* GOAL *
Reproduce the part of the items that opens with the line containing "weekday: 星期三: [60, 20, 83, 29]" and closes with the line containing "section-1-number: 一: [78, 232, 92, 246]", including both of those lines, and print nothing else.

* Data listing *
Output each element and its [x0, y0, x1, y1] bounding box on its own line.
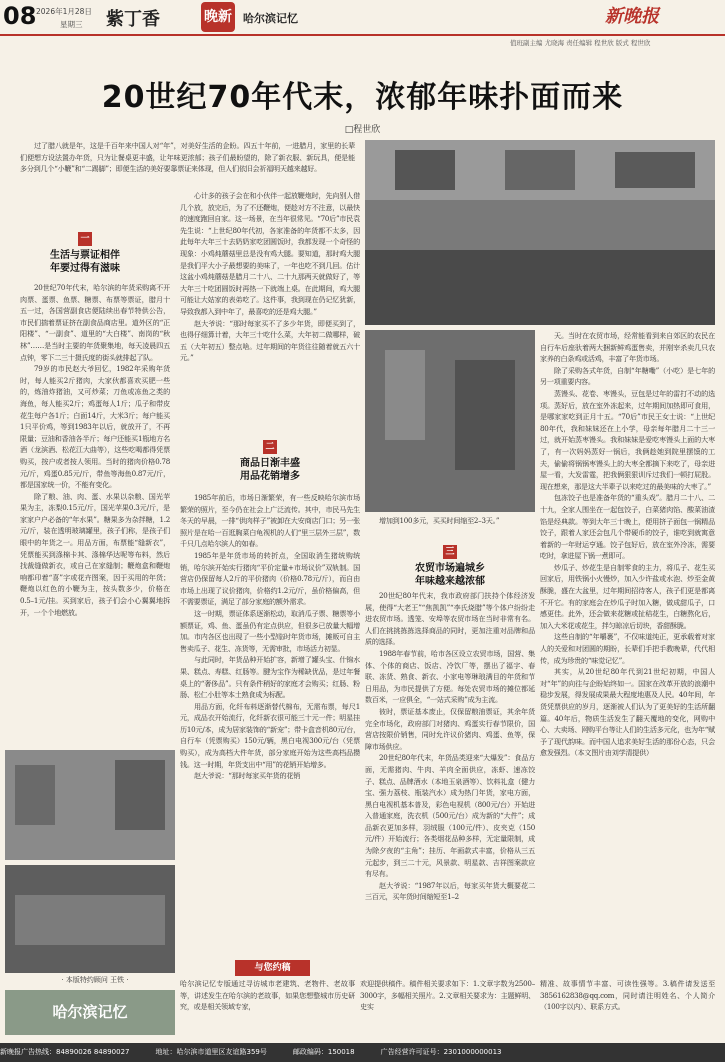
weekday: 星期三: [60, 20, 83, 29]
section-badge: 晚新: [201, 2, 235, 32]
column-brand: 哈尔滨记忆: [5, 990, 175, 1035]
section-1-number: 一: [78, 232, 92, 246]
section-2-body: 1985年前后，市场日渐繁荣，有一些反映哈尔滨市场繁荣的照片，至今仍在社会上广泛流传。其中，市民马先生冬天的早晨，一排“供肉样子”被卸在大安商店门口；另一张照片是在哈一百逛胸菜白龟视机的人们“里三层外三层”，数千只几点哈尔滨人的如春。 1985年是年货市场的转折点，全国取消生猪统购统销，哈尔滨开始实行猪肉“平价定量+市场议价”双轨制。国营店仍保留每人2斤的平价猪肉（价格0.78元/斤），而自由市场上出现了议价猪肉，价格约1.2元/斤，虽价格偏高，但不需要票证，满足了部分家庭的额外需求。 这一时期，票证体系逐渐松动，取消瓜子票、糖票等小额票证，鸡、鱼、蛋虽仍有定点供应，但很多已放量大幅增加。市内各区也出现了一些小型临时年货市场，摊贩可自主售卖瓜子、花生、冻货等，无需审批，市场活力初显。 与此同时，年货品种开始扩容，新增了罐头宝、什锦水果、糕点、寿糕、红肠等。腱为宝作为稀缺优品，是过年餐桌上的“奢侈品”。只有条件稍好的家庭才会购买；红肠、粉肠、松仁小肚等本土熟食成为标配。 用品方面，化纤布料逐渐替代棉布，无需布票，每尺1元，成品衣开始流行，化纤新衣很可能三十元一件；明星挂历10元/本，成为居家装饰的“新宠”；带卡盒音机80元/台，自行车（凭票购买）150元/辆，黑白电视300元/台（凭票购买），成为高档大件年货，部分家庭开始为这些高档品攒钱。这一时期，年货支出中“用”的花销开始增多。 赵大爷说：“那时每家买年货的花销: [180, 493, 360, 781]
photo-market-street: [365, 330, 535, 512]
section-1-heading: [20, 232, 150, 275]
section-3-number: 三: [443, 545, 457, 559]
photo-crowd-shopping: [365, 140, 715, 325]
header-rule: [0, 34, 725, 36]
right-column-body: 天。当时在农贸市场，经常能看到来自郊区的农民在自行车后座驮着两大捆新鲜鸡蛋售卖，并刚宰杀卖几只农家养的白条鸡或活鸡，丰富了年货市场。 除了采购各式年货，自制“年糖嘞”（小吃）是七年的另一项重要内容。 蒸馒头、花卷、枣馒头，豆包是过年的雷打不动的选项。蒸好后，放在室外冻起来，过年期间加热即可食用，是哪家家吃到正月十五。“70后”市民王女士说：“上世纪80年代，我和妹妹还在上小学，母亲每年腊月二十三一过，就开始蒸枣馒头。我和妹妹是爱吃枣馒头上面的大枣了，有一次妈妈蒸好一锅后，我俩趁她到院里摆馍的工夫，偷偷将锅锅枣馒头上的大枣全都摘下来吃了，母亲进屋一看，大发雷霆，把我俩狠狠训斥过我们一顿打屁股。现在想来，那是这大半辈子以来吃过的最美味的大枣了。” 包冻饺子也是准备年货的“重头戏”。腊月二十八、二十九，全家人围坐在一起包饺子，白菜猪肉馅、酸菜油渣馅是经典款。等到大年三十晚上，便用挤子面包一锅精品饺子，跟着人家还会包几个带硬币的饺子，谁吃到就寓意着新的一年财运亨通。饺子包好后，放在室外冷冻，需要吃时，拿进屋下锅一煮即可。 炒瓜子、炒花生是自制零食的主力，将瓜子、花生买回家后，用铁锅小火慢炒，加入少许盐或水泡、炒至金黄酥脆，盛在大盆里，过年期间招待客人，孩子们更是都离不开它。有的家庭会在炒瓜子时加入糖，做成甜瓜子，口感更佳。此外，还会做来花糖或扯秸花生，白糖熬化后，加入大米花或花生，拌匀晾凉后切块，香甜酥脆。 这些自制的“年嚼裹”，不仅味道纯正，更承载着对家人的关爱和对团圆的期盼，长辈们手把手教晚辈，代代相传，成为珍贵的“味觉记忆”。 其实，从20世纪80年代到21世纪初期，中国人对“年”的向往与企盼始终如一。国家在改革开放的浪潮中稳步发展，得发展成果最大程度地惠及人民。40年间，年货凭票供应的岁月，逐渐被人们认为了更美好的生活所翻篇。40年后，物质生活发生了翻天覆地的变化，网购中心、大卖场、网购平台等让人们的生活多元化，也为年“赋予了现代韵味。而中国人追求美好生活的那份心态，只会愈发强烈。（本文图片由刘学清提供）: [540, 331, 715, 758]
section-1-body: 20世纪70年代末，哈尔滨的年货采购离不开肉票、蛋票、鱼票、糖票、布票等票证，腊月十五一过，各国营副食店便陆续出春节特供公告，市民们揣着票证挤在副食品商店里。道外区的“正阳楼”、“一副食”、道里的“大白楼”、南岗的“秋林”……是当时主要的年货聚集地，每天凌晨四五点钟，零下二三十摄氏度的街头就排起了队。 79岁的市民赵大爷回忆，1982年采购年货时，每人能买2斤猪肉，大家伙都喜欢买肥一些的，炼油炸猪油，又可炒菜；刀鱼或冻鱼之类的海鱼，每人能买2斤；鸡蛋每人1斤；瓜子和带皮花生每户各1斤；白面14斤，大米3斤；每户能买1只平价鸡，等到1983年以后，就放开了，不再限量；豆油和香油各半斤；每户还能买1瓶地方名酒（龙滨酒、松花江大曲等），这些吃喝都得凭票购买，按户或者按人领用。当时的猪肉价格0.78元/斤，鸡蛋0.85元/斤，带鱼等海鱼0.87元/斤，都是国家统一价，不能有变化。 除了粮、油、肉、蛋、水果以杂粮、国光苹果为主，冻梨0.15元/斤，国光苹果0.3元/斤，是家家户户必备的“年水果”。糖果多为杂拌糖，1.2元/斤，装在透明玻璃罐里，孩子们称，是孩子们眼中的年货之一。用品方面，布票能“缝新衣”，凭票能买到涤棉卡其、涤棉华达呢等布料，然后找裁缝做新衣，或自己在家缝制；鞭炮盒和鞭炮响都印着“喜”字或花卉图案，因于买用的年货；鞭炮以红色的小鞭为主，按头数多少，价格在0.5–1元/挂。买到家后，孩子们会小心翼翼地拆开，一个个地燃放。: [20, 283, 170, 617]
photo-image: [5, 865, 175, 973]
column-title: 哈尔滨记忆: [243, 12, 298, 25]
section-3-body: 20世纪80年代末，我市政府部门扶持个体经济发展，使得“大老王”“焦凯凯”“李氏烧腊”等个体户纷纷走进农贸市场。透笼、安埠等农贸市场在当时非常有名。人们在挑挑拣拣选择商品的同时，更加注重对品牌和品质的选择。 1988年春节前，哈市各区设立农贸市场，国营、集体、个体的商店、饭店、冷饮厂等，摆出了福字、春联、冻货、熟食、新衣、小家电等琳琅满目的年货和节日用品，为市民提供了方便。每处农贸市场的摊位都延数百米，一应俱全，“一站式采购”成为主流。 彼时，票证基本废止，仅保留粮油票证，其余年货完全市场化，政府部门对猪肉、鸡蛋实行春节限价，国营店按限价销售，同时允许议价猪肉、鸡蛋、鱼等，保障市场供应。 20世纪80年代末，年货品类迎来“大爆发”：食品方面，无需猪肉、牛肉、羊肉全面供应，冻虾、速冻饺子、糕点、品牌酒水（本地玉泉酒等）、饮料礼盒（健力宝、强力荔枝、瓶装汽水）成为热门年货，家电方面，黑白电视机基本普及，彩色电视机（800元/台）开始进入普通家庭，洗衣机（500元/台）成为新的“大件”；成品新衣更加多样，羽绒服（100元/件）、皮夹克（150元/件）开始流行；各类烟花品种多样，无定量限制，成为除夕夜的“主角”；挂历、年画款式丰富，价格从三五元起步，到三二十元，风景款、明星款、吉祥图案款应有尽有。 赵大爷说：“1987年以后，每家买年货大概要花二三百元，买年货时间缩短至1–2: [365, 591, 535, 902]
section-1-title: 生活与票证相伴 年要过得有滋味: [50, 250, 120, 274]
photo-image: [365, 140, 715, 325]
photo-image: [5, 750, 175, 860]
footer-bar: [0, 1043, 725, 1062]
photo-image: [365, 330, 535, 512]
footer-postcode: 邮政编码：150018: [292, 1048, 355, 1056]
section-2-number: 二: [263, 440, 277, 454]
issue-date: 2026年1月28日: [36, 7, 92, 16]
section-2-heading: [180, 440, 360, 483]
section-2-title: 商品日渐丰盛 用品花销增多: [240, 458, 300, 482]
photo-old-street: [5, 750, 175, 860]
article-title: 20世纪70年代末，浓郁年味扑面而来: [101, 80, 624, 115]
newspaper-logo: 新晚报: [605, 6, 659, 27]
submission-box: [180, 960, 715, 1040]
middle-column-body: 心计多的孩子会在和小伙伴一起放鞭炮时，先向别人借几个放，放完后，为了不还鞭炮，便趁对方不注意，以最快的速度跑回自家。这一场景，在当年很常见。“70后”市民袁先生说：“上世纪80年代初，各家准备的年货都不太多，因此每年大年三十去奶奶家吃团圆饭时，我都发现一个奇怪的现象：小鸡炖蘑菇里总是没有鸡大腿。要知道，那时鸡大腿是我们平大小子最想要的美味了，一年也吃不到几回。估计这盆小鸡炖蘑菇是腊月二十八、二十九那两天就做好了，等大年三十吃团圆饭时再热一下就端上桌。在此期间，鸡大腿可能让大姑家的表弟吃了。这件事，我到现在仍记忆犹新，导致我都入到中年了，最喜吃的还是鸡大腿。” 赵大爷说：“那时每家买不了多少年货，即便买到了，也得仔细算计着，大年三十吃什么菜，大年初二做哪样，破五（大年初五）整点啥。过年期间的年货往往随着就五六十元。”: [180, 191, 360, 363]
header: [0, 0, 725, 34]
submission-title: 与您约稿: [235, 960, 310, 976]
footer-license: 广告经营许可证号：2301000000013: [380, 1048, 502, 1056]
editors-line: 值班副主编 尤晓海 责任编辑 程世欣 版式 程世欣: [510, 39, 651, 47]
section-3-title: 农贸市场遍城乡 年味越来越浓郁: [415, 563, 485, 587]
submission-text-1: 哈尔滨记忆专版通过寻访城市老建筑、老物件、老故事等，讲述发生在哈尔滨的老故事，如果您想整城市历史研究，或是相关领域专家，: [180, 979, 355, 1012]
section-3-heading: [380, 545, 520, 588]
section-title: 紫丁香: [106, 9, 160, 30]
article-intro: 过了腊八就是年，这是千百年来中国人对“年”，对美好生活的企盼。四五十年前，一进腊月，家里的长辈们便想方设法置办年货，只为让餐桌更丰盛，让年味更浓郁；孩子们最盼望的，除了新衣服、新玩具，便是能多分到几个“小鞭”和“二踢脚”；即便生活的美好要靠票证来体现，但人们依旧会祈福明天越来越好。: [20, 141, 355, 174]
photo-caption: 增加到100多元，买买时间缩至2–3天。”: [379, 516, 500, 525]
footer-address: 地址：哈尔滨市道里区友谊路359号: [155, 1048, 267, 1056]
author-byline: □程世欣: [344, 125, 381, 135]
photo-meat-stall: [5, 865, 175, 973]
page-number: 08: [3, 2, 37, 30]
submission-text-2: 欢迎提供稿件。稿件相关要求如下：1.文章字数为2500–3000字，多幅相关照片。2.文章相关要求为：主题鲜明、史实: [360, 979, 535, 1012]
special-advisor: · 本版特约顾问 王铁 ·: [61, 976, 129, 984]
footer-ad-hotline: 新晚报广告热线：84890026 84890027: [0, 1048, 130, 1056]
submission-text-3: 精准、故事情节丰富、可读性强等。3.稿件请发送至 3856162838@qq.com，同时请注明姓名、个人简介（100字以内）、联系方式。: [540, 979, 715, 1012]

* SOLUTION *
weekday: 星期三: [60, 20, 83, 29]
section-badge: 晚新: [201, 2, 235, 32]
column-brand: 哈尔滨记忆: [5, 990, 175, 1035]
section-1-number: 一: [78, 232, 92, 246]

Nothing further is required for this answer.